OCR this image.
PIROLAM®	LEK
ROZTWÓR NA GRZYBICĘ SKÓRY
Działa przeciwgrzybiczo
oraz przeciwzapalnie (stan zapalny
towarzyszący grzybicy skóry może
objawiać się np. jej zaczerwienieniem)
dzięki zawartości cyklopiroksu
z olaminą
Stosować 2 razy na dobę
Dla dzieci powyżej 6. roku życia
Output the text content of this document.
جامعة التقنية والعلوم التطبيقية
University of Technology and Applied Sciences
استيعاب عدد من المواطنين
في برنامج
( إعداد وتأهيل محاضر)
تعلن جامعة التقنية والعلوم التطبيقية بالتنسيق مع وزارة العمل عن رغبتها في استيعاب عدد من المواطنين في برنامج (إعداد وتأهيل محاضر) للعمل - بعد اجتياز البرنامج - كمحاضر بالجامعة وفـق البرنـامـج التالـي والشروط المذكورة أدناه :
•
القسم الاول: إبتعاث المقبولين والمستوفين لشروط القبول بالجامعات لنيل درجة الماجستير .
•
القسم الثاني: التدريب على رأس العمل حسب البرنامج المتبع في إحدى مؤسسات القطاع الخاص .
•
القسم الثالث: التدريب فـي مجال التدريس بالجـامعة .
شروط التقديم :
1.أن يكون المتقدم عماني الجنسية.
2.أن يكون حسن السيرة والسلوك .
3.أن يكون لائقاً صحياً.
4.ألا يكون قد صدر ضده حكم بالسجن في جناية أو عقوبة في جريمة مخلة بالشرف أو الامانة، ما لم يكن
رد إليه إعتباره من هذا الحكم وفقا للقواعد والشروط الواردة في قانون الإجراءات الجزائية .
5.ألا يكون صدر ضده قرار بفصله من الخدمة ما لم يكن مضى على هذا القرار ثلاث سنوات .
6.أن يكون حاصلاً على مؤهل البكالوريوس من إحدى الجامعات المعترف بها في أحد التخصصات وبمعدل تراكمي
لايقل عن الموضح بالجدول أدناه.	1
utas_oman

++++++++++++++++++++

**WRITTEN INSTRUCTION**
Retype every entry word for word.

**WRITTEN SOLUTION**
OCR this image.
PIROLAM®	LEK
ROZTWÓR NA GRZYBICĘ SKÓRY
Działa przeciwgrzybiczo
oraz przeciwzapalnie (stan zapalny
towarzyszący grzybicy skóry może
objawiać się np. jej zaczerwienieniem)
dzięki zawartości cyklopiroksu
z olaminą
Stosować 2 razy na dobę
Dla dzieci powyżej 6. roku życia
Output the text content of this document.
جامعة التقنية والعلوم التطبيقية
University of Technology and Applied Sciences
استيعاب عدد من المواطنين
في برنامج
( إعداد وتأهيل محاضر)
تعلن جامعة التقنية والعلوم التطبيقية بالتنسيق مع وزارة العمل عن رغبتها في استيعاب عدد من المواطنين في برنامج (إعداد وتأهيل محاضر) للعمل - بعد اجتياز البرنامج - كمحاضر بالجامعة وفـق البرنـامـج التالـي والشروط المذكورة أدناه :
•
القسم الاول: إبتعاث المقبولين والمستوفين لشروط القبول بالجامعات لنيل درجة الماجستير .
•
القسم الثاني: التدريب على رأس العمل حسب البرنامج المتبع في إحدى مؤسسات القطاع الخاص .
•
القسم الثالث: التدريب فـي مجال التدريس بالجـامعة .
شروط التقديم :
1.أن يكون المتقدم عماني الجنسية.
2.أن يكون حسن السيرة والسلوك .
3.أن يكون لائقاً صحياً.
4.ألا يكون قد صدر ضده حكم بالسجن في جناية أو عقوبة في جريمة مخلة بالشرف أو الامانة، ما لم يكن
رد إليه إعتباره من هذا الحكم وفقا للقواعد والشروط الواردة في قانون الإجراءات الجزائية .
5.ألا يكون صدر ضده قرار بفصله من الخدمة ما لم يكن مضى على هذا القرار ثلاث سنوات .
6.أن يكون حاصلاً على مؤهل البكالوريوس من إحدى الجامعات المعترف بها في أحد التخصصات وبمعدل تراكمي
لايقل عن الموضح بالجدول أدناه.	1
utas_oman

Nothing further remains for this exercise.